● Text shown:
BlackBerry’s Outlook Improves, Renewing Buyout Speculation
A rally in BlackBerry shares on an upbeat outlook for its software business has eased some of the short buying pressure on the stock and even renewed speculation about the possibility of a buyout.
But analysts say the company’s turnaround remains very much a work in progress despite growth catalysts, including a truck-tracking system dubbed Radar, suggesting BlackBerry needs to break even on hardware or exit the business before any advanced merger or acquisition discussions can take place.
Shares in the mobile-technology company — scheduled to announce second-quarter results on Sept. 28 — are up 22 per cent in the last three months and have gained nearly 5 per cent since Steven Li of Raymond James last week raised his rating to outperform from perform and lifted his target price to $10.50 (U.S.).
Li said the company has shifted its focus to a fast-growing, profitable and high-margin software business from money losing smartphone sales.

● Brief:
Answer these questions from the BlackBerry article:
1. On what date was BlackBerry scheduled to announce its second-quarter results?
2. What name was given to the truck-tracking system mentioned as a growth catalyst?
3. To what target price did Steven Li lift his estimate for the stock?
None of these rows is needed for the work on the BlackBerry article.

● Collected data entries:
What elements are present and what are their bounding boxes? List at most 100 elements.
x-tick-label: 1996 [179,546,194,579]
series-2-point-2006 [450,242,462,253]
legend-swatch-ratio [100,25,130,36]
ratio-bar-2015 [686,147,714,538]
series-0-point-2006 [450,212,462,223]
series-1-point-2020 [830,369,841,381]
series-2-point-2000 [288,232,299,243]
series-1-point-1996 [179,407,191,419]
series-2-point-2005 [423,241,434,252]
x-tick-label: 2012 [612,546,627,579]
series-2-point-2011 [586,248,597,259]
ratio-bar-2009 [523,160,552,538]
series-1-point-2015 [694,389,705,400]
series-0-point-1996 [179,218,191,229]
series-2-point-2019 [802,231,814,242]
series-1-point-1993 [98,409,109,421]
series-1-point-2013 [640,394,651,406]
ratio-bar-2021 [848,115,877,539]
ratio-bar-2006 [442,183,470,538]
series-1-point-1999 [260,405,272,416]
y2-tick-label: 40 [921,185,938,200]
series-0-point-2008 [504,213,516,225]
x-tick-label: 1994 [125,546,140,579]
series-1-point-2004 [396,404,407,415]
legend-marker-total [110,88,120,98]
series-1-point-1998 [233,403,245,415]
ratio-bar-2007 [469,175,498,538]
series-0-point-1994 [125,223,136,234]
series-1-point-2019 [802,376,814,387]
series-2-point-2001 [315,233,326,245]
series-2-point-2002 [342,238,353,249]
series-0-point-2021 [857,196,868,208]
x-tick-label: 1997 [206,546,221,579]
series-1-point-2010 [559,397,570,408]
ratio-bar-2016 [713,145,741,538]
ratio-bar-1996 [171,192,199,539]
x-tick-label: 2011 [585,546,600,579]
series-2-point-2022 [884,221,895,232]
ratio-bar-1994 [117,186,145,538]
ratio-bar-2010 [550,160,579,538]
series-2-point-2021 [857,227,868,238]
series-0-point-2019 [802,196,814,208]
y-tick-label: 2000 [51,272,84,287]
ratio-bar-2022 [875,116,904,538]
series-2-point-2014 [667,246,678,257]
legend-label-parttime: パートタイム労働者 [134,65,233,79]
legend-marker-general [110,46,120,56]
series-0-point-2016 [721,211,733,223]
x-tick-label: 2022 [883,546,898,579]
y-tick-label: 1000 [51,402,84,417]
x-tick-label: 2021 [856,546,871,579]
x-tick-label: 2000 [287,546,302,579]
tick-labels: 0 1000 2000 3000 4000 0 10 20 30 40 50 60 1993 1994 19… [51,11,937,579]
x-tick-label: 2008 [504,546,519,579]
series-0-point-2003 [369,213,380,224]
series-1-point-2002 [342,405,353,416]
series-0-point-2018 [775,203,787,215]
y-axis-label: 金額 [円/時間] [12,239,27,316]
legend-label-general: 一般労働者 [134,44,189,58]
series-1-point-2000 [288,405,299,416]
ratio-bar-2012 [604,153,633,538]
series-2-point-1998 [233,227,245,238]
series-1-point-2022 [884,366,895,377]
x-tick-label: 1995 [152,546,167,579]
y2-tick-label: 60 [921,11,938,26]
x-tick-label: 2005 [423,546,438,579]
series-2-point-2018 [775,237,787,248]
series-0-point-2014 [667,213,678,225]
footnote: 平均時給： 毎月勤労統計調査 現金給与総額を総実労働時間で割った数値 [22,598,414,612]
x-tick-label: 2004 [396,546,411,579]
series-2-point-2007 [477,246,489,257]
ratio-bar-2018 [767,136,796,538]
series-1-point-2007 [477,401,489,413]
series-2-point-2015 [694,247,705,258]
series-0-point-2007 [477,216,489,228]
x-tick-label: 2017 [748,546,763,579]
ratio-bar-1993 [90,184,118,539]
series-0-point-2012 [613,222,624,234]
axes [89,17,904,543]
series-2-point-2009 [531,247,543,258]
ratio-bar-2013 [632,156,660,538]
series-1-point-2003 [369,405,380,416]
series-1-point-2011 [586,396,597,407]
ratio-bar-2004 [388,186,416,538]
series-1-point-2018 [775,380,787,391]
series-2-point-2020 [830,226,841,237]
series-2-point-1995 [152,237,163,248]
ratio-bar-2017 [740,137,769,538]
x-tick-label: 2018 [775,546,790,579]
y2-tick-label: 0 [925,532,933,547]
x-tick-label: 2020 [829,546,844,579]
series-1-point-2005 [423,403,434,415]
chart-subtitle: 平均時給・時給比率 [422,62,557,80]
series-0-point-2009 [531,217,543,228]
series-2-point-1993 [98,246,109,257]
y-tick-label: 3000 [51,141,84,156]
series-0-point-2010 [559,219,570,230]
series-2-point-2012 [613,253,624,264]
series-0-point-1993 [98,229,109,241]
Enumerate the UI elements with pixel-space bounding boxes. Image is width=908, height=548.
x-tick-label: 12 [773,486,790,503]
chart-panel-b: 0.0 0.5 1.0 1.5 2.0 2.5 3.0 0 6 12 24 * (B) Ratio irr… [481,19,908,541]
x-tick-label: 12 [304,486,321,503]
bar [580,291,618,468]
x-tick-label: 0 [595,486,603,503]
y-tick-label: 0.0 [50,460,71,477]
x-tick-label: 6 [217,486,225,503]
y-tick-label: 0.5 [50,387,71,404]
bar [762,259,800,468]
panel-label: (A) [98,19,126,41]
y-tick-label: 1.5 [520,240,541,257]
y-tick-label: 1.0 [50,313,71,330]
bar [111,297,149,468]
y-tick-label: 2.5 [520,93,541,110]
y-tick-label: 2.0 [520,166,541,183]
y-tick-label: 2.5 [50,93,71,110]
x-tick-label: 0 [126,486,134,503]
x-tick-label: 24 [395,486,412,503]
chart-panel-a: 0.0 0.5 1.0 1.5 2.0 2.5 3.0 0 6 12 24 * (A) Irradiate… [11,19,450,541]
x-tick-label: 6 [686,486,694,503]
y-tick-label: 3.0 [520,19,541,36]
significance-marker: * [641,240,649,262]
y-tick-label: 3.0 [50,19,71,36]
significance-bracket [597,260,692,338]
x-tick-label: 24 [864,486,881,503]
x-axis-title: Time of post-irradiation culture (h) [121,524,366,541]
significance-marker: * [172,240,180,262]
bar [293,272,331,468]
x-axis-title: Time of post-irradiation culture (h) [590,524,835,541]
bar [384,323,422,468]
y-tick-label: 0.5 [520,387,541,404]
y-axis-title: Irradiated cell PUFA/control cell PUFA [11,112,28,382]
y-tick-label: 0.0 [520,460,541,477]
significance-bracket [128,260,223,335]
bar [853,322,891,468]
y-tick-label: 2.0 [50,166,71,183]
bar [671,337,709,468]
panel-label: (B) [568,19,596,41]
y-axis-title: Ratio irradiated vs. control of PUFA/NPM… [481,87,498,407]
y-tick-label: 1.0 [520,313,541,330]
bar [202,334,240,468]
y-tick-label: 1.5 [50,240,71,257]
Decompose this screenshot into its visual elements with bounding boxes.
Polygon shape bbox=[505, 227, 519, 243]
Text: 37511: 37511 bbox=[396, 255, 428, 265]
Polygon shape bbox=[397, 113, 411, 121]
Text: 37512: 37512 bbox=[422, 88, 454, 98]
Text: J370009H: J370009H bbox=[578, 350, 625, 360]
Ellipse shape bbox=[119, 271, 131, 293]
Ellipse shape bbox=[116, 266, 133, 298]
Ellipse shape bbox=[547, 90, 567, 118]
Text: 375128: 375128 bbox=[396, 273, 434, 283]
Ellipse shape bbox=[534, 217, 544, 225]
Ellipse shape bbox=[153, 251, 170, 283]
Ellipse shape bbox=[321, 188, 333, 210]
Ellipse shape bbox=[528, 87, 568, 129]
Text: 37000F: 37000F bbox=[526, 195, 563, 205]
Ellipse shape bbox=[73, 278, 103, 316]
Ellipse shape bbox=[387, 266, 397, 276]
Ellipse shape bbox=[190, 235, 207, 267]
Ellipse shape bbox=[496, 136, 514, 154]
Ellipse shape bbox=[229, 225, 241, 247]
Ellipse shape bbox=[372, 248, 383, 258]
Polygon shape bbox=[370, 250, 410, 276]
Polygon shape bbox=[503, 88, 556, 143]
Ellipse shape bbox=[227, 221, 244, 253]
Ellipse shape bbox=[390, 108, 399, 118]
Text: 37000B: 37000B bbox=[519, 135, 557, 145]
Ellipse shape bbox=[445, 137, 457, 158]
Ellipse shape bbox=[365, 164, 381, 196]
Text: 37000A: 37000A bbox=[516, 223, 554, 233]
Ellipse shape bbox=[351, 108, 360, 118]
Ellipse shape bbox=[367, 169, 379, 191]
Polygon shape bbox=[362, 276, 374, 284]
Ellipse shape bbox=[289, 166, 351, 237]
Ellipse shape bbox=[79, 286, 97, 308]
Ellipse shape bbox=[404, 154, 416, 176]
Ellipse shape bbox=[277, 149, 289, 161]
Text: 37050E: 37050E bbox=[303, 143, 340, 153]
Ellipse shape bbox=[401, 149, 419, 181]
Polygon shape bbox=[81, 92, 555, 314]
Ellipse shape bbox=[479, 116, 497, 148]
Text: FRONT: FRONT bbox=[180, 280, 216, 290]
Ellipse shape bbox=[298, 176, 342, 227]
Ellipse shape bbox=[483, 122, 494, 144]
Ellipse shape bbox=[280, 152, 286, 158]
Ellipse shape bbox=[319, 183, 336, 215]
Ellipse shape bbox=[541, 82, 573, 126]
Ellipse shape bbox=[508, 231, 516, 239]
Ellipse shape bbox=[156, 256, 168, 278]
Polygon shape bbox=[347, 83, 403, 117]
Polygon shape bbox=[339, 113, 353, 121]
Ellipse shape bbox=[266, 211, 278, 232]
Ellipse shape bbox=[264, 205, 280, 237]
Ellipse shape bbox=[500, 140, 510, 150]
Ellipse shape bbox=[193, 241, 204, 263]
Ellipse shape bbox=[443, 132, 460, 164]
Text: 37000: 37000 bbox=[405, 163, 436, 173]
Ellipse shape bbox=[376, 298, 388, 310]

● Task answer:
1. Sept. 28
2. Radar
3. $10.50 (U.S.)